▸ **Records provided**:

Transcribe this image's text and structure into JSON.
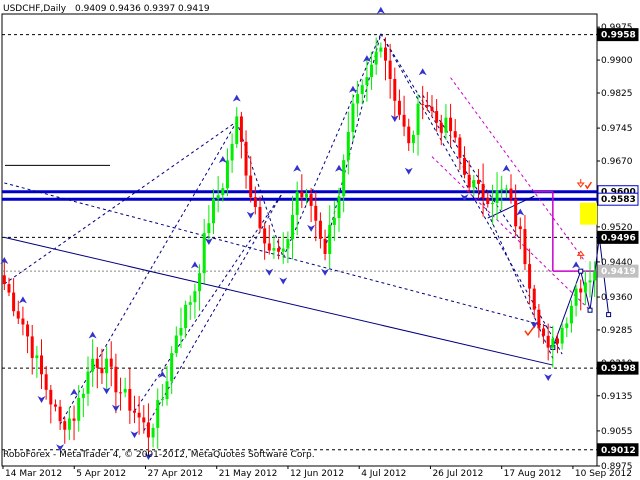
{
  "header": {
    "symbol": "USDCHF,Daily",
    "ohlc": "0.9409 0.9436 0.9397 0.9419"
  },
  "footer": {
    "copyright": "RoboForex - MetaTrader 4, © 2001-2012, MetaQuotes Software Corp."
  },
  "colors": {
    "bull": "#00ee00",
    "bear": "#ff0000",
    "pattern": "#000080",
    "wedge": "#cc00cc",
    "level": "#0000cc",
    "highlight": "#ffff00",
    "marker": "#ff3300"
  },
  "chart_data": {
    "type": "candlestick",
    "ylim": [
      0.8975,
      1.0005
    ],
    "x_tick_labels": [
      "14 Mar 2012",
      "5 Apr 2012",
      "27 Apr 2012",
      "21 May 2012",
      "12 Jun 2012",
      "4 Jul 2012",
      "26 Jul 2012",
      "17 Aug 2012",
      "10 Sep 2012"
    ],
    "y_ticks": [
      0.9975,
      0.99,
      0.9825,
      0.9745,
      0.967,
      0.9595,
      0.952,
      0.944,
      0.936,
      0.9285,
      0.921,
      0.9135,
      0.9055,
      0.8975
    ],
    "levels": [
      {
        "label": "0.9958",
        "value": 0.9958,
        "style": "dashed-black",
        "boxed": true
      },
      {
        "label": "0.9600",
        "value": 0.96,
        "style": "blue-thick",
        "boxed": true
      },
      {
        "label": "0.9583",
        "value": 0.9583,
        "style": "blue-thick",
        "boxed": true
      },
      {
        "label": "0.9496",
        "value": 0.9496,
        "style": "dashed-black",
        "boxed": true
      },
      {
        "label": "0.9419",
        "value": 0.9419,
        "style": "gray-dashed",
        "boxed": true
      },
      {
        "label": "0.9198",
        "value": 0.9198,
        "style": "dashed-black",
        "boxed": true
      },
      {
        "label": "0.9012",
        "value": 0.9012,
        "style": "dashed-black",
        "boxed": true
      }
    ],
    "keypoints": [
      [
        0,
        0.939
      ],
      [
        4,
        0.93
      ],
      [
        8,
        0.918
      ],
      [
        12,
        0.907
      ],
      [
        15,
        0.909
      ],
      [
        19,
        0.922
      ],
      [
        22,
        0.92
      ],
      [
        24,
        0.916
      ],
      [
        28,
        0.91
      ],
      [
        31,
        0.905
      ],
      [
        34,
        0.913
      ],
      [
        37,
        0.928
      ],
      [
        41,
        0.938
      ],
      [
        44,
        0.954
      ],
      [
        47,
        0.962
      ],
      [
        50,
        0.976
      ],
      [
        53,
        0.96
      ],
      [
        57,
        0.947
      ],
      [
        60,
        0.945
      ],
      [
        63,
        0.96
      ],
      [
        66,
        0.957
      ],
      [
        69,
        0.947
      ],
      [
        72,
        0.96
      ],
      [
        75,
        0.978
      ],
      [
        78,
        0.985
      ],
      [
        81,
        0.995
      ],
      [
        84,
        0.982
      ],
      [
        87,
        0.97
      ],
      [
        90,
        0.982
      ],
      [
        93,
        0.976
      ],
      [
        96,
        0.974
      ],
      [
        99,
        0.964
      ],
      [
        102,
        0.96
      ],
      [
        105,
        0.959
      ],
      [
        108,
        0.96
      ],
      [
        111,
        0.95
      ],
      [
        114,
        0.935
      ],
      [
        117,
        0.923
      ],
      [
        120,
        0.929
      ],
      [
        123,
        0.938
      ],
      [
        126,
        0.941
      ],
      [
        127,
        0.9419
      ]
    ]
  }
}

▸ **To do**: Print out the material word for word, omitting the pictures.

▸ **Task result**:
Transcribe this image's text and structure into JSON.
{
  "header": {
    "symbol": "USDCHF,Daily",
    "ohlc": "0.9409 0.9436 0.9397 0.9419"
  },
  "footer": {
    "copyright": "RoboForex - MetaTrader 4, © 2001-2012, MetaQuotes Software Corp."
  },
  "colors": {
    "bull": "#00ee00",
    "bear": "#ff0000",
    "pattern": "#000080",
    "wedge": "#cc00cc",
    "level": "#0000cc",
    "highlight": "#ffff00",
    "marker": "#ff3300"
  },
  "chart_data": {
    "type": "candlestick",
    "ylim": [
      0.8975,
      1.0005
    ],
    "x_tick_labels": [
      "14 Mar 2012",
      "5 Apr 2012",
      "27 Apr 2012",
      "21 May 2012",
      "12 Jun 2012",
      "4 Jul 2012",
      "26 Jul 2012",
      "17 Aug 2012",
      "10 Sep 2012"
    ],
    "y_ticks": [
      0.9975,
      0.99,
      0.9825,
      0.9745,
      0.967,
      0.9595,
      0.952,
      0.944,
      0.936,
      0.9285,
      0.921,
      0.9135,
      0.9055,
      0.8975
    ],
    "levels": [
      {
        "label": "0.9958",
        "value": 0.9958,
        "style": "dashed-black",
        "boxed": true
      },
      {
        "label": "0.9600",
        "value": 0.96,
        "style": "blue-thick",
        "boxed": true
      },
      {
        "label": "0.9583",
        "value": 0.9583,
        "style": "blue-thick",
        "boxed": true
      },
      {
        "label": "0.9496",
        "value": 0.9496,
        "style": "dashed-black",
        "boxed": true
      },
      {
        "label": "0.9419",
        "value": 0.9419,
        "style": "gray-dashed",
        "boxed": true
      },
      {
        "label": "0.9198",
        "value": 0.9198,
        "style": "dashed-black",
        "boxed": true
      },
      {
        "label": "0.9012",
        "value": 0.9012,
        "style": "dashed-black",
        "boxed": true
      }
    ],
    "keypoints": [
      [
        0,
        0.939
      ],
      [
        4,
        0.93
      ],
      [
        8,
        0.918
      ],
      [
        12,
        0.907
      ],
      [
        15,
        0.909
      ],
      [
        19,
        0.922
      ],
      [
        22,
        0.92
      ],
      [
        24,
        0.916
      ],
      [
        28,
        0.91
      ],
      [
        31,
        0.905
      ],
      [
        34,
        0.913
      ],
      [
        37,
        0.928
      ],
      [
        41,
        0.938
      ],
      [
        44,
        0.954
      ],
      [
        47,
        0.962
      ],
      [
        50,
        0.976
      ],
      [
        53,
        0.96
      ],
      [
        57,
        0.947
      ],
      [
        60,
        0.945
      ],
      [
        63,
        0.96
      ],
      [
        66,
        0.957
      ],
      [
        69,
        0.947
      ],
      [
        72,
        0.96
      ],
      [
        75,
        0.978
      ],
      [
        78,
        0.985
      ],
      [
        81,
        0.995
      ],
      [
        84,
        0.982
      ],
      [
        87,
        0.97
      ],
      [
        90,
        0.982
      ],
      [
        93,
        0.976
      ],
      [
        96,
        0.974
      ],
      [
        99,
        0.964
      ],
      [
        102,
        0.96
      ],
      [
        105,
        0.959
      ],
      [
        108,
        0.96
      ],
      [
        111,
        0.95
      ],
      [
        114,
        0.935
      ],
      [
        117,
        0.923
      ],
      [
        120,
        0.929
      ],
      [
        123,
        0.938
      ],
      [
        126,
        0.941
      ],
      [
        127,
        0.9419
      ]
    ]
  }
}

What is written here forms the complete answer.